Questions to answer:
**1)** Rewrite the paragraph of the MRI passage beginning "In a high magnetic field MRI apparatus" as a short bulleted list that keeps its main facts.
**2)** Summarize the MRI passage in two sentences.

Reading passage:
----------------------------------------

A magnetic resonance imaging (hereinafter, referred to as “MRI”) apparatus is an apparatus which measures a nuclear magnetic resonance (hereinafter, referred to as “NMR”) signal generated by atomic nucleus spins forming an object, especially, tissues of a human body, and generates morphologies or functions of the head, the abdomen, the limbs and the like of the human body as two-dimensional or three-dimensional images on the basis of a nuclear density distribution, a relaxation time distribution or the like.
In MR imaging, an NMR signal is added with different phase encodes and frequency encodes due to a gradient magnetic field, and is measured as time-series data. The measured NMR signal is subjected to two-dimensional or three-dimensional Fourier transform so as to be reconstructed as an image.
In a high magnetic field MRI apparatus, a resonance frequency of proton is high, and thus a wavelength of a high frequency (hereinafter, referred to as “RF”) pulse which is applied to an object is shortened. Thus, a spatial distribution (B1 distribution) of an irradiation RF pulse is non-homogeneous, and thus a problem such as shading or a reduction in an SNR occurs. If a frequency of the irradiation RF pulse is high, an SAR indicating an absorption amount of the RF pulse absorbed by a living body tissue of an object is also high.

----------------------------------------

(Data extracted from a collection)

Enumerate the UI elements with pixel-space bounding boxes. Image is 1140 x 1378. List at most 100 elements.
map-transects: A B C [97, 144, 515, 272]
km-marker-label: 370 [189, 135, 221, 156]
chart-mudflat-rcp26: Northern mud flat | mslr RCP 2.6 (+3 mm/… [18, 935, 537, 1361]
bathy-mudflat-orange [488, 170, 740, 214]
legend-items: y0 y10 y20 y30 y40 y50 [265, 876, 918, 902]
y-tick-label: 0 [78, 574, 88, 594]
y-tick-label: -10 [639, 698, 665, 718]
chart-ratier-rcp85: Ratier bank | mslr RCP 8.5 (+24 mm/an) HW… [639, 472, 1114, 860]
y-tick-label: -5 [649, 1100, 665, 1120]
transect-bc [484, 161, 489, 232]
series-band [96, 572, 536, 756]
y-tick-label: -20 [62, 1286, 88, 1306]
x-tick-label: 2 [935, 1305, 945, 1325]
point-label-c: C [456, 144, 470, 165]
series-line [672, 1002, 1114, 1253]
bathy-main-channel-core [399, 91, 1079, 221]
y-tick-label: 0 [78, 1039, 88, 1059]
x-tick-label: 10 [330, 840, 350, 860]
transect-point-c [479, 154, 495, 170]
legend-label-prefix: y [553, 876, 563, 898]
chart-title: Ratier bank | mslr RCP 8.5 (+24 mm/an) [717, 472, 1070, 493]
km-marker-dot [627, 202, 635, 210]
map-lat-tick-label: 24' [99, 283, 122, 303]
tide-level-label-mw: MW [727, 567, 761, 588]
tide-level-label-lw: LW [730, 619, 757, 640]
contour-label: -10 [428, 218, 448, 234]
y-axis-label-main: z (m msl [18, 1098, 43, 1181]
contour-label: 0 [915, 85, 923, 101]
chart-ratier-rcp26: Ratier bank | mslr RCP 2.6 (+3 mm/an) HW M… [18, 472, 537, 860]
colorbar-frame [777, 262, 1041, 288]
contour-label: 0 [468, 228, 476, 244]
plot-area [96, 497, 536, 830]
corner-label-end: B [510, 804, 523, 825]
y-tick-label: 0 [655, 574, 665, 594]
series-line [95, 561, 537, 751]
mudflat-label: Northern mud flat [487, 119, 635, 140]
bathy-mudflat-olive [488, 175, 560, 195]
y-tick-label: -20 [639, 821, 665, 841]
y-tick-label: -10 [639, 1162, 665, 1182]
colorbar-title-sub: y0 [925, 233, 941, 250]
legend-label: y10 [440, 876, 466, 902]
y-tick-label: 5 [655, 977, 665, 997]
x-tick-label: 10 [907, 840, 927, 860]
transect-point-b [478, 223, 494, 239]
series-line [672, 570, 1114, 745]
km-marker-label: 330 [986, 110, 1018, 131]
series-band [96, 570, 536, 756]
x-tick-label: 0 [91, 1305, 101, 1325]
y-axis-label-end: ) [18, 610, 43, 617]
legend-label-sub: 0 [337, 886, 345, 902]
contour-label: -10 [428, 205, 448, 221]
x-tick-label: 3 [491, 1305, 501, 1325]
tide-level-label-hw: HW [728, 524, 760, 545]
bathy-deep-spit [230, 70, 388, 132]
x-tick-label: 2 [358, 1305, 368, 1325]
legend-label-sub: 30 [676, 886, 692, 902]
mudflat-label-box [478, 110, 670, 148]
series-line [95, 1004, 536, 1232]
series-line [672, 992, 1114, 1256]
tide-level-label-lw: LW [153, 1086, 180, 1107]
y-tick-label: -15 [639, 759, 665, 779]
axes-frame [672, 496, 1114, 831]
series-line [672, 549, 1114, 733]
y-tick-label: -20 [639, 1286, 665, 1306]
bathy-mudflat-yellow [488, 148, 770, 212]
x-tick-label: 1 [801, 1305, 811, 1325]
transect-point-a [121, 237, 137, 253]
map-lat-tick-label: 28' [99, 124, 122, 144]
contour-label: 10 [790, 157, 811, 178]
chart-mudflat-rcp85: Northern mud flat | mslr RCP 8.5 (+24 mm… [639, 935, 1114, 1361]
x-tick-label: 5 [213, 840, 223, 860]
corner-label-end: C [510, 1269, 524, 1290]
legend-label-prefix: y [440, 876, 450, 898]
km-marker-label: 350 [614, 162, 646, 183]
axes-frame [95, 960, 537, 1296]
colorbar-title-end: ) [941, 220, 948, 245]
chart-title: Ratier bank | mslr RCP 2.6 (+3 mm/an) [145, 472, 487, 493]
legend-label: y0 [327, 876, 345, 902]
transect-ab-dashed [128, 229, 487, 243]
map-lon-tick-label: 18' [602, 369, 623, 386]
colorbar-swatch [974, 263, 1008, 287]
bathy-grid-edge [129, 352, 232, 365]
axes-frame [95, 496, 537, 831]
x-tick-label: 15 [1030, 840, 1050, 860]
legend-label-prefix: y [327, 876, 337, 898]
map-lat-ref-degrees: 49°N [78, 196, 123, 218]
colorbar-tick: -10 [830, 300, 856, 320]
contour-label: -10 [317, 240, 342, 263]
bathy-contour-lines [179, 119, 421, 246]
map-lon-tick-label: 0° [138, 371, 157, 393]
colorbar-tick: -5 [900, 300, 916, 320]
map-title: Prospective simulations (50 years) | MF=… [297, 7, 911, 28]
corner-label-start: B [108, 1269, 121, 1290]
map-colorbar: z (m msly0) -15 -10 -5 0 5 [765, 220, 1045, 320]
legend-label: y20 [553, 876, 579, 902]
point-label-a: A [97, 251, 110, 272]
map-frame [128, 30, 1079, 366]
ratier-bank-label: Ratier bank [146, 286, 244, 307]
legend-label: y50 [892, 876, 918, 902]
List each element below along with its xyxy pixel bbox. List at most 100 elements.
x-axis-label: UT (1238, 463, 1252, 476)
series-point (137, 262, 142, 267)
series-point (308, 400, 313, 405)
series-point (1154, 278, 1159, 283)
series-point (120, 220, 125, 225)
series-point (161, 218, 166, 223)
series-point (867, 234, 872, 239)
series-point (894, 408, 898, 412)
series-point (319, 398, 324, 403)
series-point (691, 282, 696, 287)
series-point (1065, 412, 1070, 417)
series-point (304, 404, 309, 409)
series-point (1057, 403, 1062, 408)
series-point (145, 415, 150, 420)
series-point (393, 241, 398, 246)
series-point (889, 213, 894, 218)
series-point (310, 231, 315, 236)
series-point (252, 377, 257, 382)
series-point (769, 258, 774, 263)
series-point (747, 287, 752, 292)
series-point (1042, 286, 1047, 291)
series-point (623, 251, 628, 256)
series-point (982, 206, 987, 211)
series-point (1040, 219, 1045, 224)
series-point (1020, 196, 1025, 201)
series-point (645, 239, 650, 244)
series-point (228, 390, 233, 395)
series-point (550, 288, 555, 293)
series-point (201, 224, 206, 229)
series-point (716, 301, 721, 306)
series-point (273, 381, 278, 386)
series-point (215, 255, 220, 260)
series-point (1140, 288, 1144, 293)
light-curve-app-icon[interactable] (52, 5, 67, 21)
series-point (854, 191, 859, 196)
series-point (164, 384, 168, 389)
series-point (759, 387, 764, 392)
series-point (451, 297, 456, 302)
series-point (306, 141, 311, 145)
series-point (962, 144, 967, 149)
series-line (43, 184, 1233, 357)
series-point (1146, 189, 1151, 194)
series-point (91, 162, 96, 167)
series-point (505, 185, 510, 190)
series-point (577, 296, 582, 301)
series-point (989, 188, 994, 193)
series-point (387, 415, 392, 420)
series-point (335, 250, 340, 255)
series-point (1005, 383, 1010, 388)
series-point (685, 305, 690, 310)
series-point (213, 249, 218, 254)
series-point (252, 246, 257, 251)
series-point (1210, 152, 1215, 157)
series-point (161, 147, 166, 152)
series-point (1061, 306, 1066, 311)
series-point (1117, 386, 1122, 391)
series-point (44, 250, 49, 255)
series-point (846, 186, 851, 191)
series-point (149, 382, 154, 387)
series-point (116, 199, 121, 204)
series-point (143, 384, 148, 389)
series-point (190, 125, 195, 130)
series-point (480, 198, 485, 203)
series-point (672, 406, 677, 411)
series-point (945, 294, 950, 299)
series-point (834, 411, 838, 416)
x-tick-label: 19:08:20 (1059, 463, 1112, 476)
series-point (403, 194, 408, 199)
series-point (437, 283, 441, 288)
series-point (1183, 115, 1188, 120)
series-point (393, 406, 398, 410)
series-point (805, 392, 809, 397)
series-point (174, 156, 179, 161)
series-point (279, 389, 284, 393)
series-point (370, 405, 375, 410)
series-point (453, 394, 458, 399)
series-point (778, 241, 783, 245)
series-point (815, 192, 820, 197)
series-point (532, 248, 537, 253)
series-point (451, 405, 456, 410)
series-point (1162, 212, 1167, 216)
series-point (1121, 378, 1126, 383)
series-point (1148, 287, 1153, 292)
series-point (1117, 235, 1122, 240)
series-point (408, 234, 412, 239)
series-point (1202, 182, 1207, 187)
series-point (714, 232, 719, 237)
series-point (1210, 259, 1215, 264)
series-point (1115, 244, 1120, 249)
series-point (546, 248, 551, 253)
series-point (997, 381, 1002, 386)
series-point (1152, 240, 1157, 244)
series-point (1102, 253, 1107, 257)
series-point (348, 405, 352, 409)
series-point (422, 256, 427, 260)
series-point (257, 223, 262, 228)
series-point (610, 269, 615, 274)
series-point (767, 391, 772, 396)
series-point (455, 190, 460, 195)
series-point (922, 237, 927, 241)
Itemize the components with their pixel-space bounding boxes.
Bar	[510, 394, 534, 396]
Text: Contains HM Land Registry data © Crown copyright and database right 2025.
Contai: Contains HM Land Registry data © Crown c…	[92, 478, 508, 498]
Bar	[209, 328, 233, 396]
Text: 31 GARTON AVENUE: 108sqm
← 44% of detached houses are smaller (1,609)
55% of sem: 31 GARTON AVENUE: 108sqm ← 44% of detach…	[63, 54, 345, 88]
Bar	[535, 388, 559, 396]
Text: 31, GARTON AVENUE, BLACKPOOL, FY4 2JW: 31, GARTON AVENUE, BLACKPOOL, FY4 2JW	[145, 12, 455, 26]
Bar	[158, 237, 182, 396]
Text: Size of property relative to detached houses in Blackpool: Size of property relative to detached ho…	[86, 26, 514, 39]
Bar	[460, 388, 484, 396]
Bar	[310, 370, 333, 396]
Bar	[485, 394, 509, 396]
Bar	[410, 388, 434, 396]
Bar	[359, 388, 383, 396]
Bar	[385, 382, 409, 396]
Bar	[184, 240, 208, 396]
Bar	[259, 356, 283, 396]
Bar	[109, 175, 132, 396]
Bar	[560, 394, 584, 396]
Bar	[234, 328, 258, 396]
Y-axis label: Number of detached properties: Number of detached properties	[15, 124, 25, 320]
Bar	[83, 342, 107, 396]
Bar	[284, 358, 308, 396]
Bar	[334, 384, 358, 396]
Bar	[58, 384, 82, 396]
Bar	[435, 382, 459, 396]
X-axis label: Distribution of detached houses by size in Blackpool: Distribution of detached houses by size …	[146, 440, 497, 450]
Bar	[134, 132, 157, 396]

----------------------------------------

Exercise results:
**1)**
- In a high magnetic field MRI apparatus, the proton resonance frequency is high, so the RF pulse applied to the object has a shorter wavelength.
- As a result, the spatial distribution (B1 distribution) of the irradiation RF pulse is non-homogeneous, causing problems such as shading or a reduced SNR.
- A high irradiation RF pulse frequency also means a high SAR, the amount of RF pulse absorbed by the object's living body tissue.

**2)** An MRI apparatus measures NMR signals generated by atomic nucleus spins in an object such as human body tissue, adds phase and frequency encodes using a gradient magnetic field, and reconstructs the signals into two- or three-dimensional images by Fourier transform. In a high magnetic field apparatus, the shortened RF pulse wavelength makes the B1 distribution non-homogeneous, causing shading or a reduced SNR, and a high RF pulse frequency also raises the SAR.